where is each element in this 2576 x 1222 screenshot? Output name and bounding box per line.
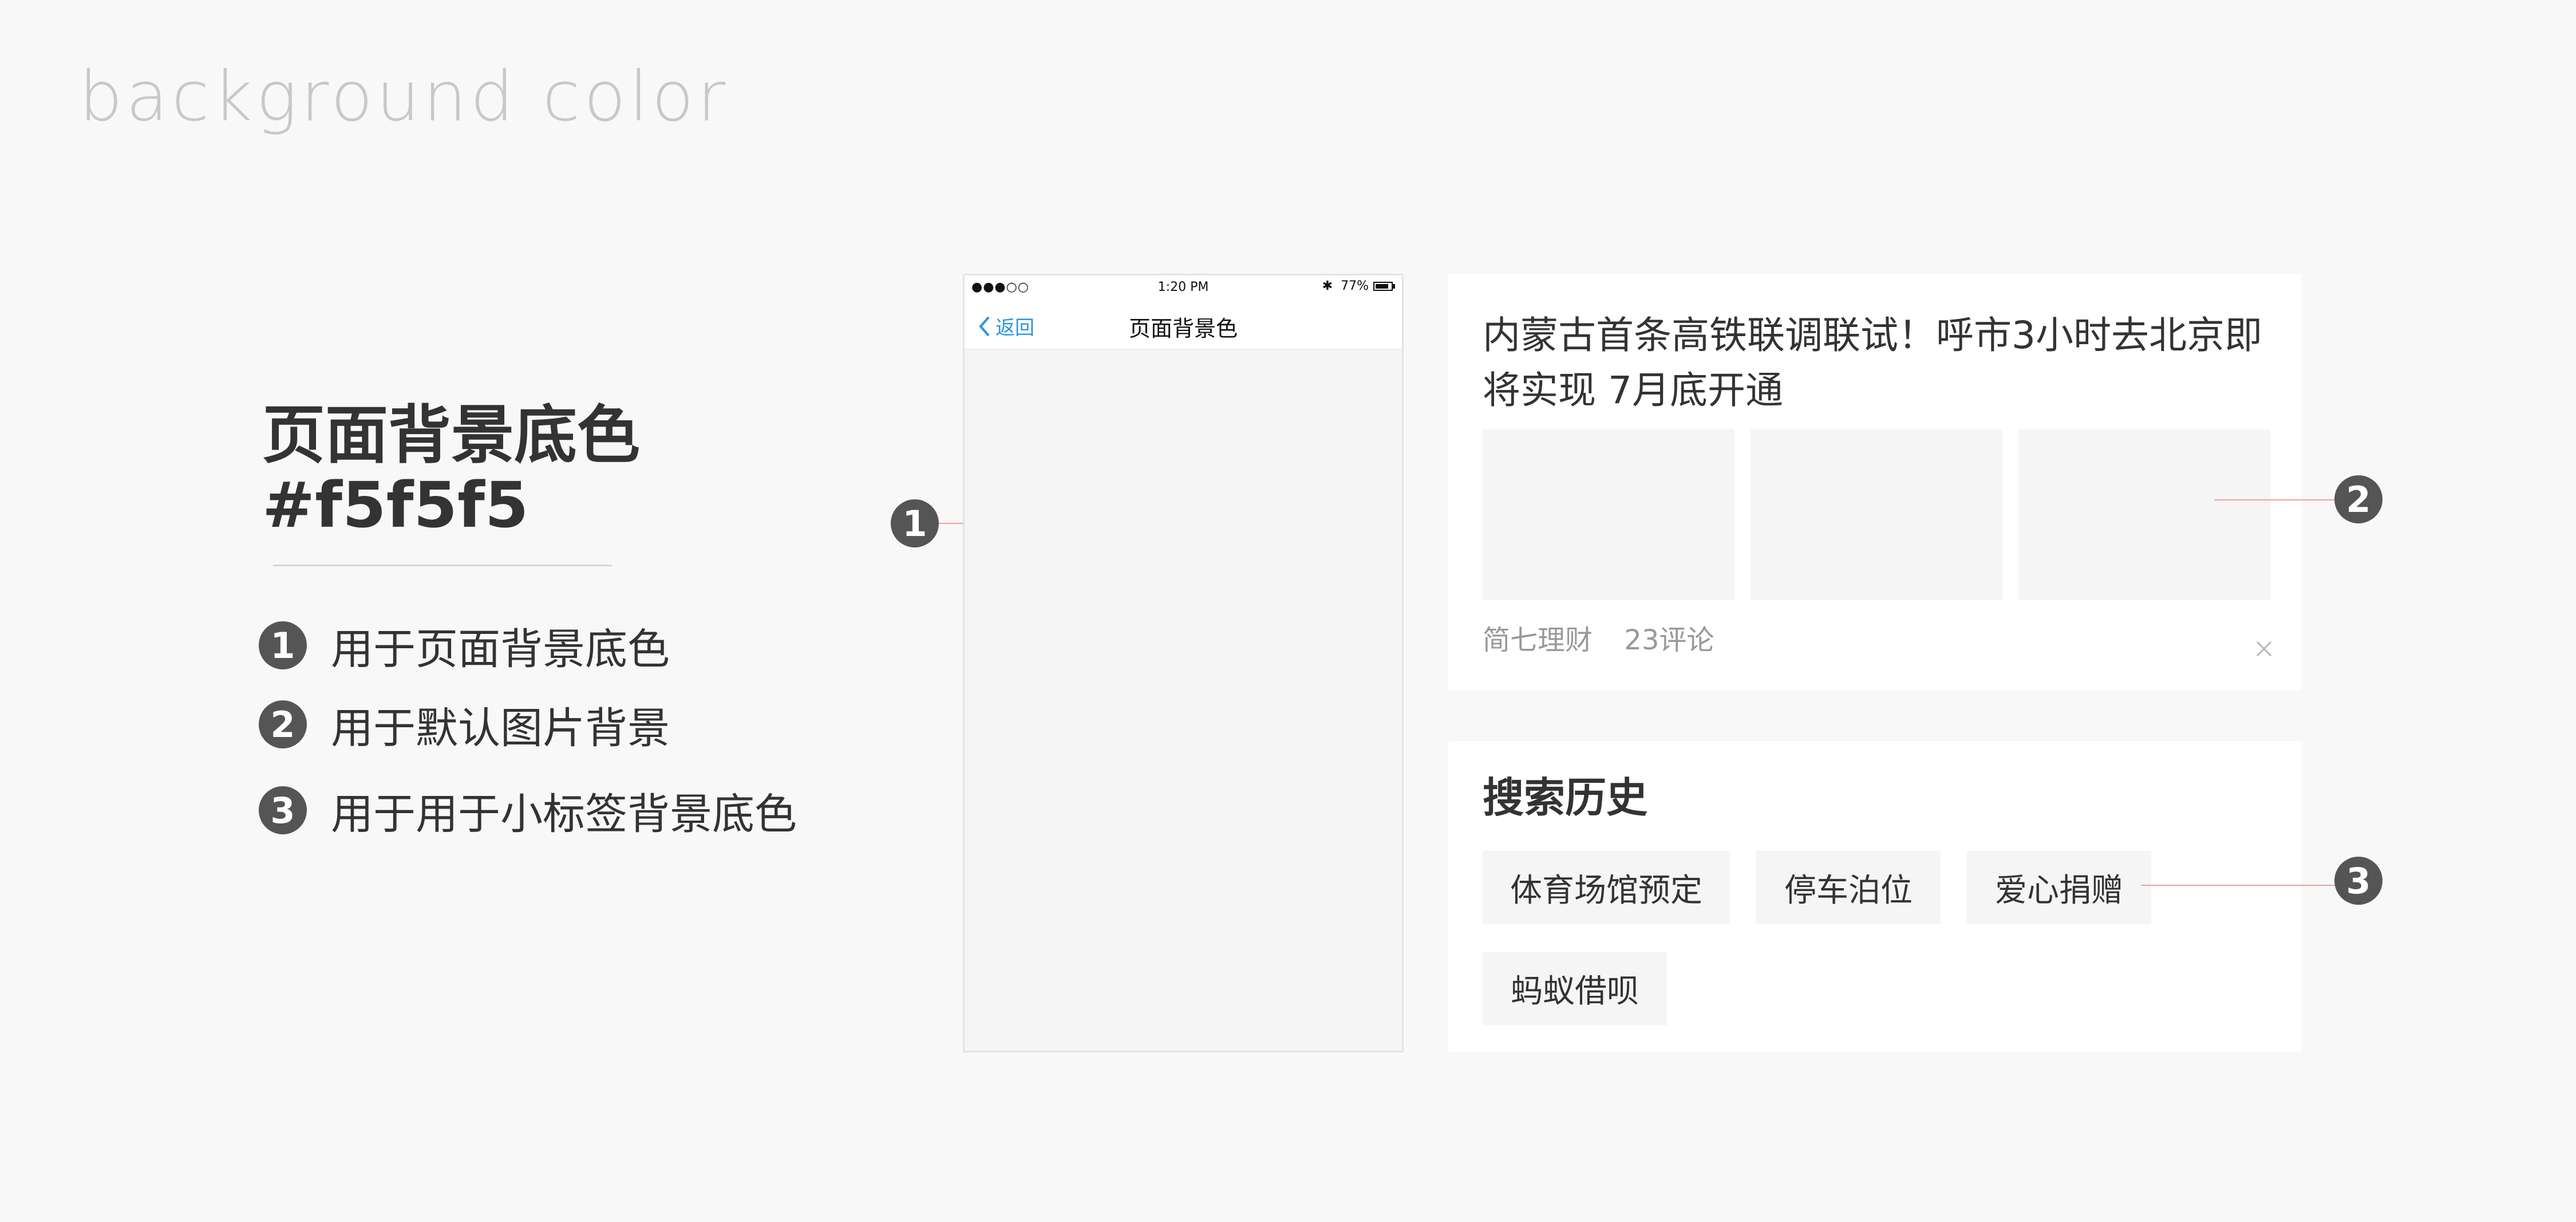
usage-text: 用于用于小标签背景底色 <box>331 789 797 839</box>
phone-mockup: ●●●○○ 1:20 PM ✱ 77% 返回 页面背景色 <box>963 274 1404 1053</box>
divider <box>273 565 612 566</box>
number-badge: 3 <box>259 786 307 834</box>
callout-badge-3: 3 <box>2334 857 2383 905</box>
status-right: ✱ 77% <box>1322 279 1395 293</box>
image-placeholder <box>2018 429 2270 600</box>
news-meta: 简七理财 23评论 <box>1483 617 1714 657</box>
news-comments: 23评论 <box>1624 624 1714 656</box>
nav-bar: 返回 页面背景色 <box>965 298 1402 350</box>
doc-title: background color <box>79 57 729 137</box>
close-icon[interactable] <box>2255 640 2273 657</box>
battery-percent: 77% <box>1341 279 1369 293</box>
history-tag[interactable]: 体育场馆预定 <box>1483 851 1730 924</box>
battery-nub <box>1393 283 1395 289</box>
usage-item-1: 1 用于页面背景底色 <box>259 620 670 674</box>
usage-item-2: 2 用于默认图片背景 <box>259 699 670 753</box>
history-tag[interactable]: 蚂蚁借呗 <box>1483 952 1667 1025</box>
search-history-title: 搜索历史 <box>1483 774 1648 822</box>
history-tag[interactable]: 停车泊位 <box>1756 851 1941 924</box>
history-tag[interactable]: 爱心捐赠 <box>1967 851 2151 924</box>
usage-text: 用于页面背景底色 <box>331 624 670 674</box>
callout-badge-2: 2 <box>2334 475 2383 523</box>
color-hex: #f5f5f5 <box>262 468 529 542</box>
news-headline[interactable]: 内蒙古首条高铁联调联试！呼市3小时去北京即将实现 7月底开通 <box>1483 308 2284 418</box>
news-card[interactable]: 内蒙古首条高铁联调联试！呼市3小时去北京即将实现 7月底开通 简七理财 23评论 <box>1448 274 2301 691</box>
number-badge: 1 <box>259 621 307 669</box>
usage-item-3: 3 用于用于小标签背景底色 <box>259 785 797 839</box>
usage-text: 用于默认图片背景 <box>331 703 670 753</box>
image-placeholder <box>1483 429 1735 600</box>
bluetooth-icon: ✱ <box>1322 279 1333 293</box>
news-source: 简七理财 <box>1483 624 1593 656</box>
number-badge: 2 <box>259 700 307 748</box>
callout-line-3 <box>2141 885 2336 886</box>
battery-icon <box>1373 281 1393 291</box>
callout-line-2 <box>2214 499 2336 500</box>
nav-title: 页面背景色 <box>1128 316 1238 341</box>
callout-badge-1: 1 <box>891 499 939 547</box>
color-name: 页面背景底色 <box>262 399 640 472</box>
status-bar: ●●●○○ 1:20 PM ✱ 77% <box>965 275 1402 298</box>
image-placeholder <box>1751 429 2002 600</box>
search-history-card: 搜索历史 体育场馆预定 停车泊位 爱心捐赠 蚂蚁借呗 <box>1448 741 2301 1053</box>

┄┄┄┄┄┄┄┄┄┄┄┄┄┄┄┄┄┄┄┄

Copy the lines of the listing verbatim, starting at the line containing "usage-text: 用于用于小标签背景底色 <box>331" and ending at the line containing "news-headline[interactable]: 内蒙古首条高铁联调联试！呼市3小时去北京即将实现 7月底开通", with both of those lines included.

usage-text: 用于用于小标签背景底色 <box>331 789 797 839</box>
phone-mockup: ●●●○○ 1:20 PM ✱ 77% 返回 页面背景色 <box>963 274 1404 1053</box>
divider <box>273 565 612 566</box>
number-badge: 3 <box>259 786 307 834</box>
callout-badge-3: 3 <box>2334 857 2383 905</box>
status-right: ✱ 77% <box>1322 279 1395 293</box>
image-placeholder <box>2018 429 2270 600</box>
news-meta: 简七理财 23评论 <box>1483 617 1714 657</box>
news-comments: 23评论 <box>1624 624 1714 656</box>
nav-bar: 返回 页面背景色 <box>965 298 1402 350</box>
doc-title: background color <box>79 57 729 137</box>
close-icon[interactable] <box>2255 640 2273 657</box>
battery-percent: 77% <box>1341 279 1369 293</box>
history-tag[interactable]: 体育场馆预定 <box>1483 851 1730 924</box>
battery-nub <box>1393 283 1395 289</box>
usage-item-1: 1 用于页面背景底色 <box>259 620 670 674</box>
usage-item-2: 2 用于默认图片背景 <box>259 699 670 753</box>
history-tag[interactable]: 蚂蚁借呗 <box>1483 952 1667 1025</box>
search-history-title: 搜索历史 <box>1483 774 1648 822</box>
history-tag[interactable]: 停车泊位 <box>1756 851 1941 924</box>
history-tag[interactable]: 爱心捐赠 <box>1967 851 2151 924</box>
usage-text: 用于页面背景底色 <box>331 624 670 674</box>
callout-badge-2: 2 <box>2334 475 2383 523</box>
color-hex: #f5f5f5 <box>262 468 529 542</box>
news-headline[interactable]: 内蒙古首条高铁联调联试！呼市3小时去北京即将实现 7月底开通 <box>1483 308 2284 418</box>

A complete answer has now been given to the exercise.